▸ Exercise details
Of the lines in the data below, count the ones holding the string "username", and answer with that number only.

━━ Records supplied

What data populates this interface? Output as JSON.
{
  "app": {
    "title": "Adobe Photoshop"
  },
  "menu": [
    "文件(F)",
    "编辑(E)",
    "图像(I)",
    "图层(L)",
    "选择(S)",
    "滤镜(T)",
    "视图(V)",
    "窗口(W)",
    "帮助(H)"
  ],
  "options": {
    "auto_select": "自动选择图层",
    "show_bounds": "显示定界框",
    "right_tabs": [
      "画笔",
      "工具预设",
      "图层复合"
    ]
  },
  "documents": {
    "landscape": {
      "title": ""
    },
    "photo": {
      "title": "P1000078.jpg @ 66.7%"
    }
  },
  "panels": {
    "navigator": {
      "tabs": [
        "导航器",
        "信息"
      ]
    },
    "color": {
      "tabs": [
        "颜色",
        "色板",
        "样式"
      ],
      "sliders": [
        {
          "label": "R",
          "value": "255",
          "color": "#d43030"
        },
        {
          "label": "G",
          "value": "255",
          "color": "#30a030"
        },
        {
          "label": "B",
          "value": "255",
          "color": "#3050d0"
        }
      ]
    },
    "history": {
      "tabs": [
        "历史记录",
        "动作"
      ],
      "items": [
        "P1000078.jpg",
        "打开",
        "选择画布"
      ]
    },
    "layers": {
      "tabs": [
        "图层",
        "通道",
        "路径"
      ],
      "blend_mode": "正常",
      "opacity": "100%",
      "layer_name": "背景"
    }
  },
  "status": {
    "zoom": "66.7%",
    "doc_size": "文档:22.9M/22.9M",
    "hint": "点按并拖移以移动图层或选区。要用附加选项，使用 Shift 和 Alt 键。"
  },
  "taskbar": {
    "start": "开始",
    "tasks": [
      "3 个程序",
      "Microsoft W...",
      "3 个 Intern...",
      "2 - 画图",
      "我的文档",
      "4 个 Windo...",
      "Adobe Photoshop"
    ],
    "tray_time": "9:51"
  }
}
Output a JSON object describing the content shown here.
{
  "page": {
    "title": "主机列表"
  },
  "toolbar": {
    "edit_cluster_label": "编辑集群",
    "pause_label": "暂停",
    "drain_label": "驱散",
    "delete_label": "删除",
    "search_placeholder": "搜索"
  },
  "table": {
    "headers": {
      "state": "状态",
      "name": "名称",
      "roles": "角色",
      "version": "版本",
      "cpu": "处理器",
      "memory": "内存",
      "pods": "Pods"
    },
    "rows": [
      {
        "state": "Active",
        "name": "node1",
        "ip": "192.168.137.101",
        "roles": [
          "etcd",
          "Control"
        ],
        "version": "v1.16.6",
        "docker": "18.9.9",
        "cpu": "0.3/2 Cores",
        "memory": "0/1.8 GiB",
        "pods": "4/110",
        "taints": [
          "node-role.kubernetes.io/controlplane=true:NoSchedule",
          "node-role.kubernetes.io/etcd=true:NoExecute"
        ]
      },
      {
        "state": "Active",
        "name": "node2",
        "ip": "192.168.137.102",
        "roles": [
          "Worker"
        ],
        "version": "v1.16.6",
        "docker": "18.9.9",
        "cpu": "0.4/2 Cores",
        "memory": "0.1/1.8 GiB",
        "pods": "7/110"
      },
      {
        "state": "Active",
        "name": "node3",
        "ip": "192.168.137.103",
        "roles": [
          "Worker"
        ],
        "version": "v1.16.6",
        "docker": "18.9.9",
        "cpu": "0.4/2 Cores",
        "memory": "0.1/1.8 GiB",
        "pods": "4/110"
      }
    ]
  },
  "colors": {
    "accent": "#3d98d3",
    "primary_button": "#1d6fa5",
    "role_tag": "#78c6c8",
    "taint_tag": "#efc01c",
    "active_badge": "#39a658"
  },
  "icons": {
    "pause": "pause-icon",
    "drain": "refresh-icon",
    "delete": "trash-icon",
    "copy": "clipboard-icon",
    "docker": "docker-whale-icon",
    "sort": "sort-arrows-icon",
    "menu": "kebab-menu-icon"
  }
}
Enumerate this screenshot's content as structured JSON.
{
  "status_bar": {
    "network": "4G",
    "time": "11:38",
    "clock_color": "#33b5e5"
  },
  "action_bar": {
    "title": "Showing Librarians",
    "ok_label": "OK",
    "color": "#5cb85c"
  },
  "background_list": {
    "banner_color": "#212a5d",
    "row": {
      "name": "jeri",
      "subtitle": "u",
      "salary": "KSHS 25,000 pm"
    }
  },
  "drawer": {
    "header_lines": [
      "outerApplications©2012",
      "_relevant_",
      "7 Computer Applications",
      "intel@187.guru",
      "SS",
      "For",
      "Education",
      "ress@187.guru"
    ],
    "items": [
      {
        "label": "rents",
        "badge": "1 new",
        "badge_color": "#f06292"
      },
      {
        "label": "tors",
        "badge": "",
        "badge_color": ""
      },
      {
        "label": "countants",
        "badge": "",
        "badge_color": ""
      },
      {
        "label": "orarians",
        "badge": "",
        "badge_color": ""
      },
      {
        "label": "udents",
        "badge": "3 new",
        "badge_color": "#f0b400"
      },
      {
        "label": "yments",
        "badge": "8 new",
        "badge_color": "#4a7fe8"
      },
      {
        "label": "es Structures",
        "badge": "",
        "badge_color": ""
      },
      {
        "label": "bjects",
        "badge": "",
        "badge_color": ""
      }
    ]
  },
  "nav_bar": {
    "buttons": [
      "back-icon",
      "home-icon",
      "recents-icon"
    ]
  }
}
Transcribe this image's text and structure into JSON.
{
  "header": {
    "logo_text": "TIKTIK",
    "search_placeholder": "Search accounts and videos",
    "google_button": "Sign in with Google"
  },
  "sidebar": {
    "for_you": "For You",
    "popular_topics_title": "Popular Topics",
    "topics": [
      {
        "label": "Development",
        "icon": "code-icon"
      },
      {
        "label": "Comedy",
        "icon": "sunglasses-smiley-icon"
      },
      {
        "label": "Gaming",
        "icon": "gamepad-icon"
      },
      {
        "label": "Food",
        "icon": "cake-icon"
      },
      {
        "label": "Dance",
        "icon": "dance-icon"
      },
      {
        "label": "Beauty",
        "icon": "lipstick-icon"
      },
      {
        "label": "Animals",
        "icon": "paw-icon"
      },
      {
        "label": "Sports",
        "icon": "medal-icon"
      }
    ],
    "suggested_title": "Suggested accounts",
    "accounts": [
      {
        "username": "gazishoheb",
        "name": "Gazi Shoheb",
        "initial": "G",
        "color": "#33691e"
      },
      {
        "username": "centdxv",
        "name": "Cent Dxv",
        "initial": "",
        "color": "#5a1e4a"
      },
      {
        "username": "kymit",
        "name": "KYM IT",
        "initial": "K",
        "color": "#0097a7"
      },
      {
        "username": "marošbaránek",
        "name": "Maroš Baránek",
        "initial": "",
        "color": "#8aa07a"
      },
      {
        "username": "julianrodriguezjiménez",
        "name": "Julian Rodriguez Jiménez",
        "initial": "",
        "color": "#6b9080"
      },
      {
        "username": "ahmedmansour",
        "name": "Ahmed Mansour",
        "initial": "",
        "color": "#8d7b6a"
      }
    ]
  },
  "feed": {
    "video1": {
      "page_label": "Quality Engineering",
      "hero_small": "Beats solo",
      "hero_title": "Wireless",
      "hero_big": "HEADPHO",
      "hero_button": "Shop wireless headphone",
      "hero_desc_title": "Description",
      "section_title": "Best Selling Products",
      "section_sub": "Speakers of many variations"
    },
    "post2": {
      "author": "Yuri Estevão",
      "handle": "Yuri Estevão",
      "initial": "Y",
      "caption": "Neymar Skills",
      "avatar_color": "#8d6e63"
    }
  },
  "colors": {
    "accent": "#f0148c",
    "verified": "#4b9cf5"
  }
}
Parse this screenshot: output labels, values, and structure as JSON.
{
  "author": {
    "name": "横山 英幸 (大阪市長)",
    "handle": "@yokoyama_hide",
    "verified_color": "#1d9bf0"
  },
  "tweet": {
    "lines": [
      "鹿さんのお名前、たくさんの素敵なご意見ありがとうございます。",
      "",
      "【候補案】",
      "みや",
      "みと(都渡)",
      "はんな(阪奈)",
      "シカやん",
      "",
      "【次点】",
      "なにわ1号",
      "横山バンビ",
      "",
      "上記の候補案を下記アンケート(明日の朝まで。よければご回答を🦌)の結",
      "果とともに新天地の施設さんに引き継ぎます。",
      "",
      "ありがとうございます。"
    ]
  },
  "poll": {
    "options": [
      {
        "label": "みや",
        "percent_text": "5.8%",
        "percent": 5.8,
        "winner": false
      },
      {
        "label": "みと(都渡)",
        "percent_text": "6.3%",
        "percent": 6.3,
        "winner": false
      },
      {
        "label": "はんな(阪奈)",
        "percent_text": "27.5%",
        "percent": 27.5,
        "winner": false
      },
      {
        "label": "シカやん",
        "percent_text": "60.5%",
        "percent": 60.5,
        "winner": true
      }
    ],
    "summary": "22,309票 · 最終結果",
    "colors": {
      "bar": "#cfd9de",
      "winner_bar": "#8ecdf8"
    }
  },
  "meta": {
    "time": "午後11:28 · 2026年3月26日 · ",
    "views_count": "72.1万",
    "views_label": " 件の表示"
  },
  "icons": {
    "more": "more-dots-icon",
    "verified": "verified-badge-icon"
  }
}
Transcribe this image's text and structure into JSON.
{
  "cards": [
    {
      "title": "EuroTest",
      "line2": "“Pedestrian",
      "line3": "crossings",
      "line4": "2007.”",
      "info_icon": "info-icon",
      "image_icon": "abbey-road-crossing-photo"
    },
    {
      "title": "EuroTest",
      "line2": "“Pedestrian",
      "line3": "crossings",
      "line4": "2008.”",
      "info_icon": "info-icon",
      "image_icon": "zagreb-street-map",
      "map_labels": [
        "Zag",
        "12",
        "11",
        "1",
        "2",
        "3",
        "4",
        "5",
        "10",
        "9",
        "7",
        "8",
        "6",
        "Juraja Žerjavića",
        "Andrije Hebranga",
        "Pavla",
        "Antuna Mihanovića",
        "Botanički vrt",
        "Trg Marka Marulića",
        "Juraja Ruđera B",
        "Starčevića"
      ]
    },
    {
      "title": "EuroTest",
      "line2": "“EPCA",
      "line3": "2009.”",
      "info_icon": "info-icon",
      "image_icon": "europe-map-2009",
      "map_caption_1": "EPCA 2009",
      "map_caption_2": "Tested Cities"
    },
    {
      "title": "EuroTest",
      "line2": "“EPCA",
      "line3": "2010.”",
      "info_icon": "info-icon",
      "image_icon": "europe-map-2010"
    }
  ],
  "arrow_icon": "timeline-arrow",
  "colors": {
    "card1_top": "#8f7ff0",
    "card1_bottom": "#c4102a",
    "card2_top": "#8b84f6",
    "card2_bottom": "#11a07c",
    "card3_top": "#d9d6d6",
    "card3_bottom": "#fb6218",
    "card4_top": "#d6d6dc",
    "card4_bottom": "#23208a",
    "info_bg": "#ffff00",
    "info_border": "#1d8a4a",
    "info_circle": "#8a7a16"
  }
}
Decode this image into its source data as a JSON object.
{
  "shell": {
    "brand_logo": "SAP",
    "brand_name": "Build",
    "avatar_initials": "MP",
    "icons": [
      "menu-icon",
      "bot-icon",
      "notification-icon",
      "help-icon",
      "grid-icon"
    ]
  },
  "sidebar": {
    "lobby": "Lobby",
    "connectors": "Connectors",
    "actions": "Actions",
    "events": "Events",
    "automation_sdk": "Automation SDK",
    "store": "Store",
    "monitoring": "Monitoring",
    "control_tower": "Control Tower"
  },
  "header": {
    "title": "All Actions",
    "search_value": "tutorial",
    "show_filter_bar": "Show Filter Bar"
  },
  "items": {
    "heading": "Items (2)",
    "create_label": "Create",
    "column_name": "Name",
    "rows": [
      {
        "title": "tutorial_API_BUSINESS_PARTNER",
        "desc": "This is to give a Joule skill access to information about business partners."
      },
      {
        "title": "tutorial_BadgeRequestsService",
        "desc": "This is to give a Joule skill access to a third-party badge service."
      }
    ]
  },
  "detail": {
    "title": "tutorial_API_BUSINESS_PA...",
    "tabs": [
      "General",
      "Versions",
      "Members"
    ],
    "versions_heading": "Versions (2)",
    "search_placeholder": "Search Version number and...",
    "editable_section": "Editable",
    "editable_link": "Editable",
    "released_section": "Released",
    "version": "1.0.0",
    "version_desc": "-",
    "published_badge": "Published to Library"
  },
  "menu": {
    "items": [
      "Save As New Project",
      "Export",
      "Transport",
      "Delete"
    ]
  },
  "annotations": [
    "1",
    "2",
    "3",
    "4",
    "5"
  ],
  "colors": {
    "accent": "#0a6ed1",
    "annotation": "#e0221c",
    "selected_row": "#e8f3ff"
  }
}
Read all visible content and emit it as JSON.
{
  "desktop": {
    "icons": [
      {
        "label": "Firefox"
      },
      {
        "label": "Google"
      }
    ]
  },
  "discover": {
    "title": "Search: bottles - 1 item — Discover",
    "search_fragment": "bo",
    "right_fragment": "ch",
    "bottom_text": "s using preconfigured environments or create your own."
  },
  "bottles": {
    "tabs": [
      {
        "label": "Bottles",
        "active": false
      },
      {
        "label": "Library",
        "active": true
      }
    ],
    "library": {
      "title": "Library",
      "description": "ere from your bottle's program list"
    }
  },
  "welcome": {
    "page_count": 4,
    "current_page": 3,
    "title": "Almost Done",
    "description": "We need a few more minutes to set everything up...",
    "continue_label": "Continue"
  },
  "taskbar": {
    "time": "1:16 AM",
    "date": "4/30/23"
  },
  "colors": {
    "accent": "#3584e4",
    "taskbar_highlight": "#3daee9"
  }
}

━━━━

▸ Solved problem
6